Check every line below for the word "units" and copy each one that has it.

-------- Supplied data --------

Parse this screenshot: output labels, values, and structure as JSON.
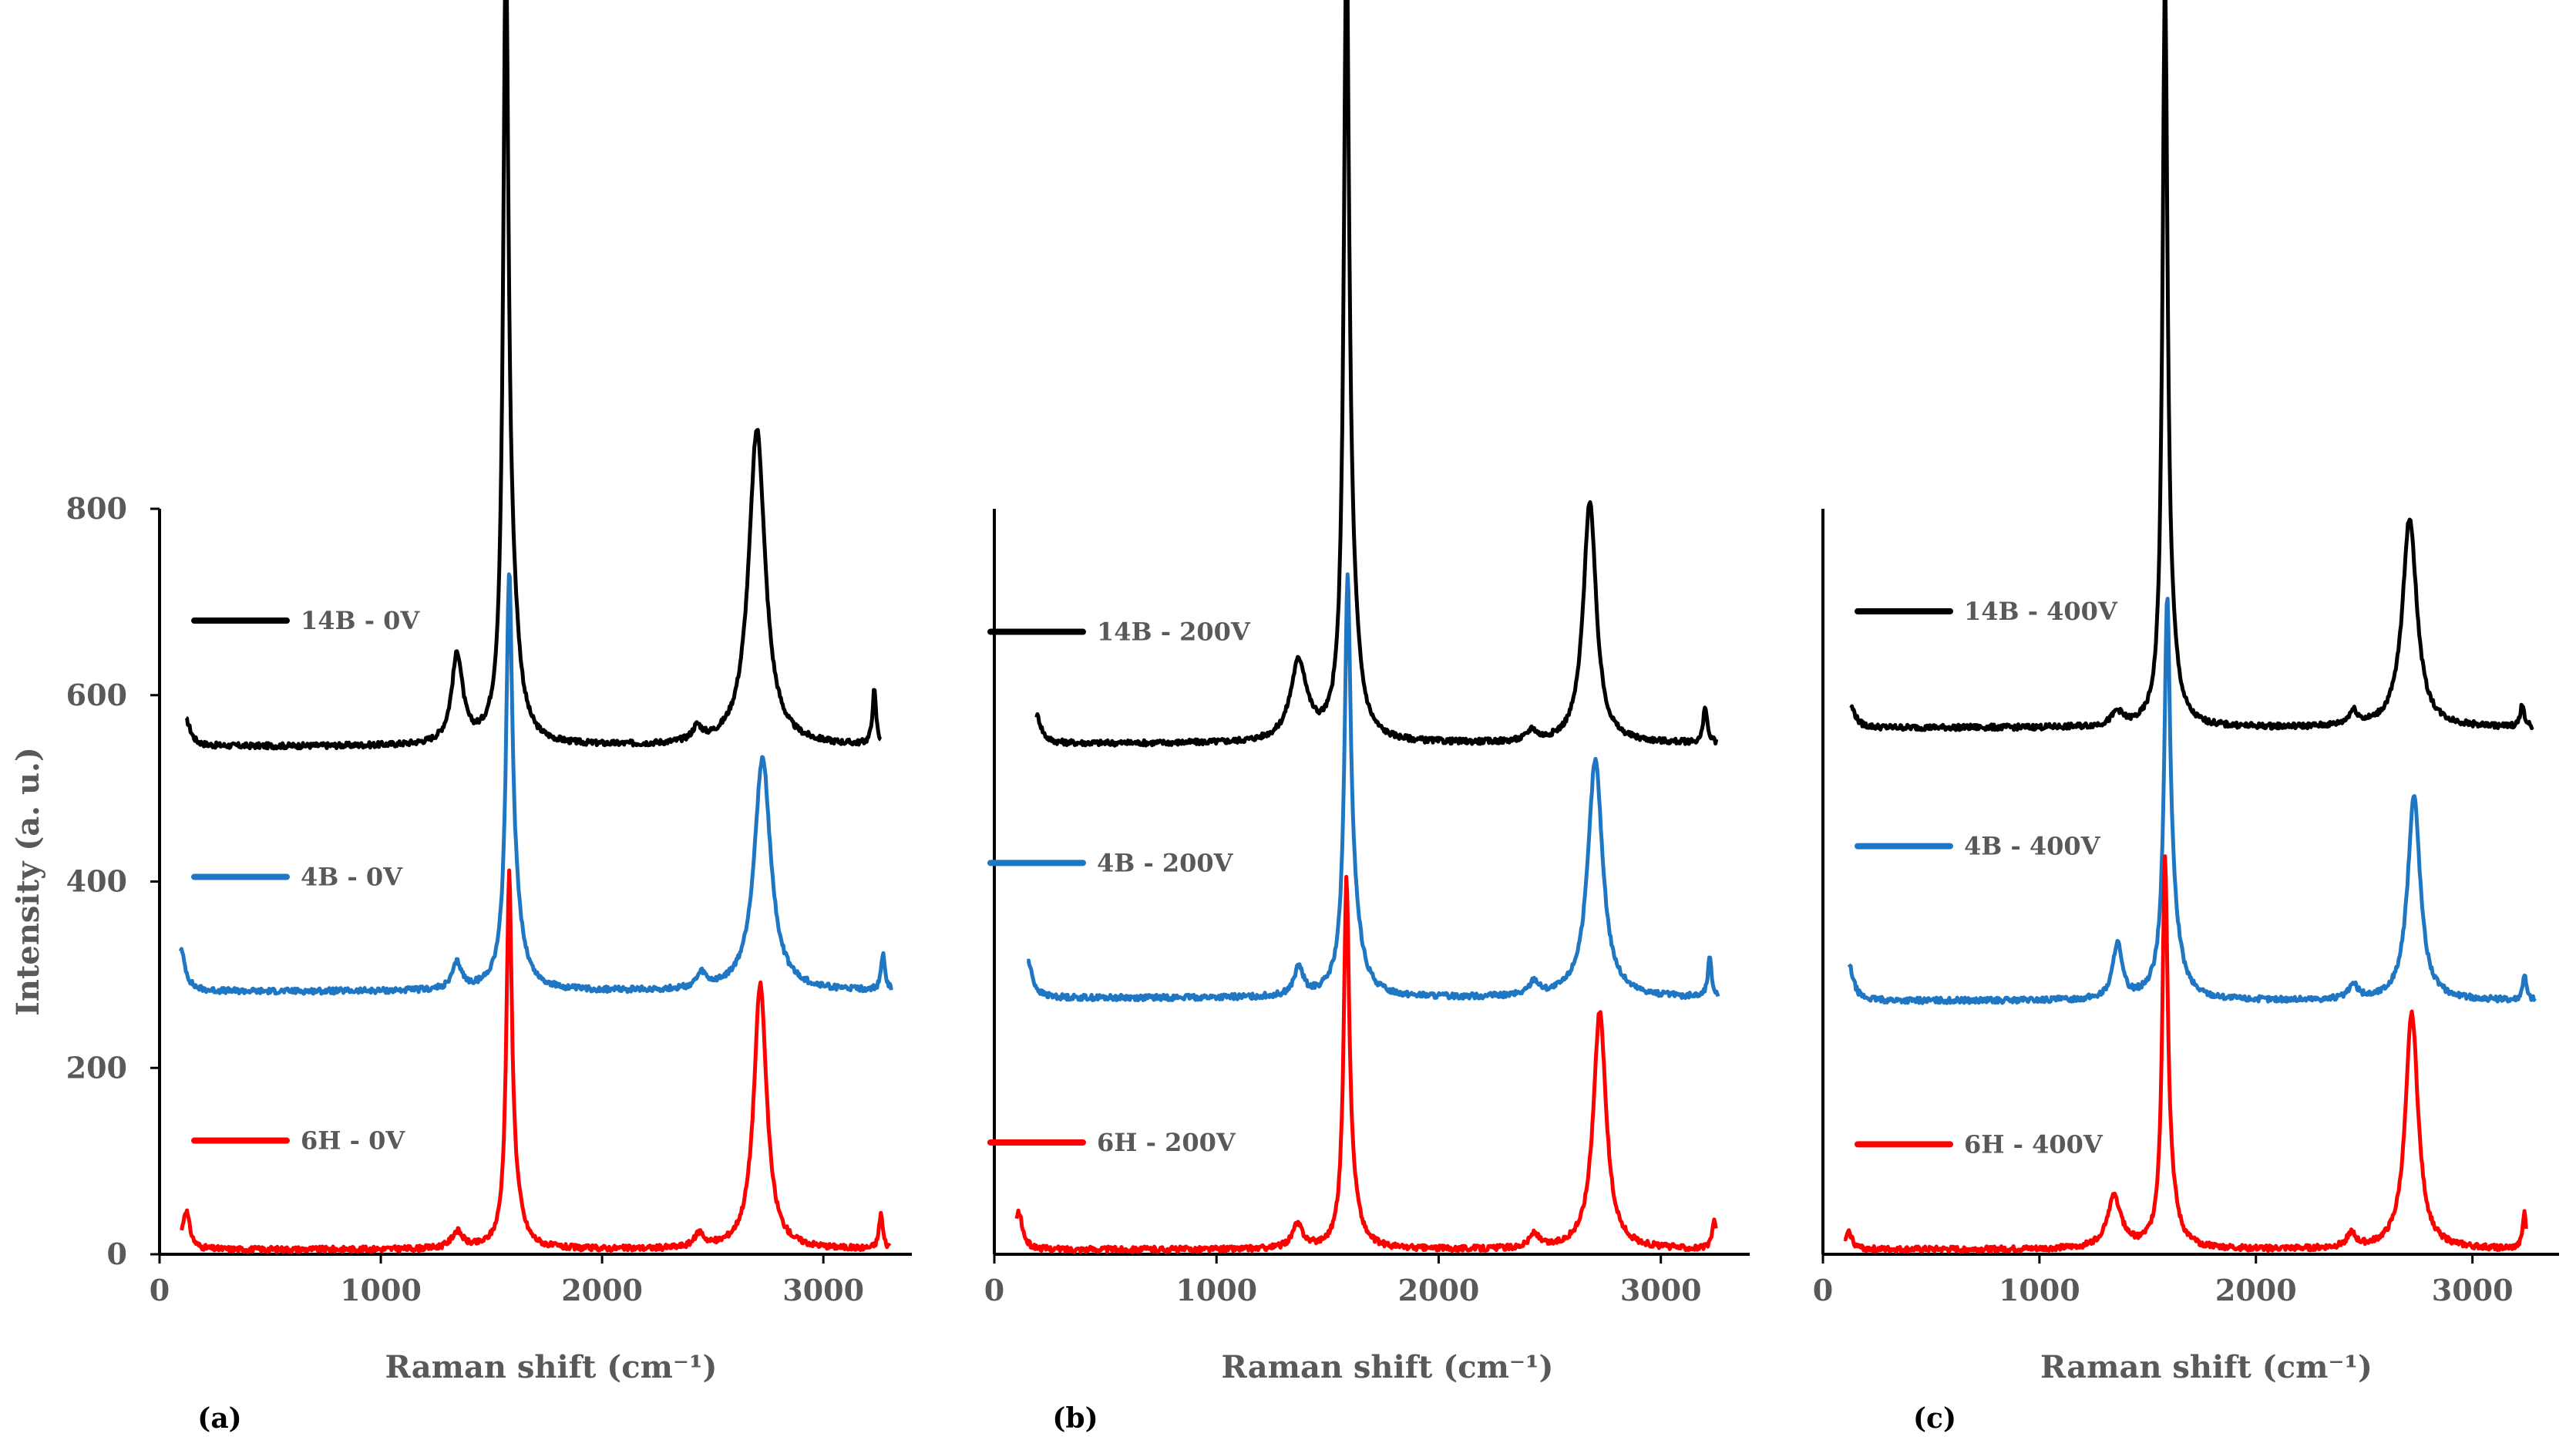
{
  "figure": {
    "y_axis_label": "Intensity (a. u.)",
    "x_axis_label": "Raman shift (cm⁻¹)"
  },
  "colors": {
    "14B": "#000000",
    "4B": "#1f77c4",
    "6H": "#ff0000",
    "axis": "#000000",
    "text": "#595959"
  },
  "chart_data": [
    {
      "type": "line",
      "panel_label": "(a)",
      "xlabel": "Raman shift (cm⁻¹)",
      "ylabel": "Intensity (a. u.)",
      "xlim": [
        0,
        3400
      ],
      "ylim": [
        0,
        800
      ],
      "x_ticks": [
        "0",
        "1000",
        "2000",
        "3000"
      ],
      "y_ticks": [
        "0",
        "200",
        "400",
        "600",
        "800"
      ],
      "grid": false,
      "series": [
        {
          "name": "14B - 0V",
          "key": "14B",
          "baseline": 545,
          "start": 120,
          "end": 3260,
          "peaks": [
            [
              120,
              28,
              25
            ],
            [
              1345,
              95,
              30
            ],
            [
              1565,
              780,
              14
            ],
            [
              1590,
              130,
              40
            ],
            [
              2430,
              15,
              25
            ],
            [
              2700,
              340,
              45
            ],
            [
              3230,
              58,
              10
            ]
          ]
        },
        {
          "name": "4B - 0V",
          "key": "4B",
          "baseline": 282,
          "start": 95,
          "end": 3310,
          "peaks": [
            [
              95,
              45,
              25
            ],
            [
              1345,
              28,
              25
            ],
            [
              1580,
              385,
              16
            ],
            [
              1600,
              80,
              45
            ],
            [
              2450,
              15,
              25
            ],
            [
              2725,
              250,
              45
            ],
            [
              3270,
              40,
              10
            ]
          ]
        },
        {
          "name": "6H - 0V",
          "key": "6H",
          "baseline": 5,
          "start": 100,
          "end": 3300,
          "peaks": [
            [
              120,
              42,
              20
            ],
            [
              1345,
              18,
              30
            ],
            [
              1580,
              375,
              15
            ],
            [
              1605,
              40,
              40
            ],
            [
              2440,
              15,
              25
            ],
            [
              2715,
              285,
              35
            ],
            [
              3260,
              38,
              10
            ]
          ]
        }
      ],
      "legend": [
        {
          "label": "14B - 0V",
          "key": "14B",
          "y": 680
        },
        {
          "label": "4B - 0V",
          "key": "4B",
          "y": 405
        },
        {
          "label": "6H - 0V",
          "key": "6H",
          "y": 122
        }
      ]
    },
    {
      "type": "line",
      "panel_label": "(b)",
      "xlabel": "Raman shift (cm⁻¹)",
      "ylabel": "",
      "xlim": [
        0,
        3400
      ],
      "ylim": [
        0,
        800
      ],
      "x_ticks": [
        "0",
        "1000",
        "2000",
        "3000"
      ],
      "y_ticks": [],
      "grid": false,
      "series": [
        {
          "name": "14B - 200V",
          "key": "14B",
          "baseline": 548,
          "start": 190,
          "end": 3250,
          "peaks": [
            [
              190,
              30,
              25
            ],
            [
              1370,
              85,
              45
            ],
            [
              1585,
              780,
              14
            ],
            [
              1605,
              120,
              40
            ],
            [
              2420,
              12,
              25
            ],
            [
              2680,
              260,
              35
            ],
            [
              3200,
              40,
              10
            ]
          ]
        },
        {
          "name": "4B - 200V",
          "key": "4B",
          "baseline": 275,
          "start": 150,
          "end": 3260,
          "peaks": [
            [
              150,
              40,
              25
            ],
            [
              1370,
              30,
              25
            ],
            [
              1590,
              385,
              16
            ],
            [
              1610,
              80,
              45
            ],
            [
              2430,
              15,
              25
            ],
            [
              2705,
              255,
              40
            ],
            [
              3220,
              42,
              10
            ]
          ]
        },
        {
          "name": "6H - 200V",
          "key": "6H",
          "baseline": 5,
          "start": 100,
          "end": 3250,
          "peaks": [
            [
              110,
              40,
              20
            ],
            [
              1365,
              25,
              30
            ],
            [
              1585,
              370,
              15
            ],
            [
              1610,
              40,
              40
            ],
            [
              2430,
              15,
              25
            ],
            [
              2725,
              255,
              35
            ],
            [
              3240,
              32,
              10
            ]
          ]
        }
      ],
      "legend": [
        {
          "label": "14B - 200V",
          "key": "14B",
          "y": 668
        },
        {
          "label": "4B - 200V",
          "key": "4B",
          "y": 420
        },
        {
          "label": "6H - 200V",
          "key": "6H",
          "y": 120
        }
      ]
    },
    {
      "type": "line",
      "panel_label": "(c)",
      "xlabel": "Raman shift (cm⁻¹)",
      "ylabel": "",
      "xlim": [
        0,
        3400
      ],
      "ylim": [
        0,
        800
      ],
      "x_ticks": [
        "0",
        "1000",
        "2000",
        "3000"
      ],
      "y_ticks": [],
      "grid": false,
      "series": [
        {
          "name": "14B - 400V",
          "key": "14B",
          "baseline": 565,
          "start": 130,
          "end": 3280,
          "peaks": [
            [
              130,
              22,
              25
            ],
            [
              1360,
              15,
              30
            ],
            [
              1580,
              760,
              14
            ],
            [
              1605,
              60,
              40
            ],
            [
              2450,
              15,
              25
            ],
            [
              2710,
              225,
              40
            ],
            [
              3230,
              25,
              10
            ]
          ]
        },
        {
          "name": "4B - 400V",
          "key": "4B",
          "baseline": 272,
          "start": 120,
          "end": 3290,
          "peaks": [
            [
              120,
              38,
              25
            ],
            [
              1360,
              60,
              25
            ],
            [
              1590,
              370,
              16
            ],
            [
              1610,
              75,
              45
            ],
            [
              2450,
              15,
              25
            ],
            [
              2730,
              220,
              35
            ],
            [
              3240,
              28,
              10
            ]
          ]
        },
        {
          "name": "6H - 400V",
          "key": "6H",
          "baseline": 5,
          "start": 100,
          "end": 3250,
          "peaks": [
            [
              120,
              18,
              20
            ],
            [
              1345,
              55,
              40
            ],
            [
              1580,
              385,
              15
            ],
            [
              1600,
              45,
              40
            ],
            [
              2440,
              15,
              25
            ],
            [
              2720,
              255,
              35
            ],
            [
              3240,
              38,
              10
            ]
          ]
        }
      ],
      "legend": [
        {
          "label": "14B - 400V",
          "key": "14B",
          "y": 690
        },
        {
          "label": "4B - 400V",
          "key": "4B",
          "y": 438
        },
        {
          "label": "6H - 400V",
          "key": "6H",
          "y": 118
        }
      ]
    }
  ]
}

--------
-------- Supplied data --------

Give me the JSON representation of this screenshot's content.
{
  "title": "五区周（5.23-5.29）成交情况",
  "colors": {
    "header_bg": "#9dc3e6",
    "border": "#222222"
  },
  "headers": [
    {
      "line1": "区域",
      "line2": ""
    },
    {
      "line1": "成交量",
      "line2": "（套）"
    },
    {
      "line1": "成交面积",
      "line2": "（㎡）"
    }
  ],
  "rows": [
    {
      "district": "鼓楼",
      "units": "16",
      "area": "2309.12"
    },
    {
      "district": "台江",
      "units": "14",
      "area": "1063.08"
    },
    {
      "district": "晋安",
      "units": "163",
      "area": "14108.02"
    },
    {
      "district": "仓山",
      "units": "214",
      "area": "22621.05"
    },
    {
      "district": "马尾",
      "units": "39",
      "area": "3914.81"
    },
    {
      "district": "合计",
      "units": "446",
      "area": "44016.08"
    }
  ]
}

--------

- [Result of the task]
      "units": "16",
      "units": "14",
      "units": "163",
      "units": "214",
      "units": "39",
      "units": "446",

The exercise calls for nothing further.